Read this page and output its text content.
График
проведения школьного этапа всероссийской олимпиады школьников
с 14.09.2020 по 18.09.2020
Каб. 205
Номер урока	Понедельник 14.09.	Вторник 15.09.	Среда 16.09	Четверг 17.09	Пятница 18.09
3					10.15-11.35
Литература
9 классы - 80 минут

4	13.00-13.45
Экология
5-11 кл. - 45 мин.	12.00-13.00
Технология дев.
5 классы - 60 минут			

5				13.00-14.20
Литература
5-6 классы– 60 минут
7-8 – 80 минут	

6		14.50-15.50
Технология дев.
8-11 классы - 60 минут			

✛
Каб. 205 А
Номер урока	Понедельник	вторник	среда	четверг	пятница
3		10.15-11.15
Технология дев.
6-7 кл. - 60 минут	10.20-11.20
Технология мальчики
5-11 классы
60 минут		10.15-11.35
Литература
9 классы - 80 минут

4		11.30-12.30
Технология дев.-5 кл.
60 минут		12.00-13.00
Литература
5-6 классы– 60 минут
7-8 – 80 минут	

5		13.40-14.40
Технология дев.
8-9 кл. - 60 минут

※ ※ ※

» **TASK TO CARRY OUT**: Return all the data above once more, precisely as given.

» **FULL SOLUTION**:
Read this page and output its text content.
График
проведения школьного этапа всероссийской олимпиады школьников
с 14.09.2020 по 18.09.2020
Каб. 205
Номер урока	Понедельник 14.09.	Вторник 15.09.	Среда 16.09	Четверг 17.09	Пятница 18.09
3					10.15-11.35
Литература
9 классы - 80 минут

4	13.00-13.45
Экология
5-11 кл. - 45 мин.	12.00-13.00
Технология дев.
5 классы - 60 минут			

5				13.00-14.20
Литература
5-6 классы– 60 минут
7-8 – 80 минут	

6		14.50-15.50
Технология дев.
8-11 классы - 60 минут			

✛
Каб. 205 А
Номер урока	Понедельник	вторник	среда	четверг	пятница
3		10.15-11.15
Технология дев.
6-7 кл. - 60 минут	10.20-11.20
Технология мальчики
5-11 классы
60 минут		10.15-11.35
Литература
9 классы - 80 минут

4		11.30-12.30
Технология дев.-5 кл.
60 минут		12.00-13.00
Литература
5-6 классы– 60 минут
7-8 – 80 минут	

5		13.40-14.40
Технология дев.
8-9 кл. - 60 минут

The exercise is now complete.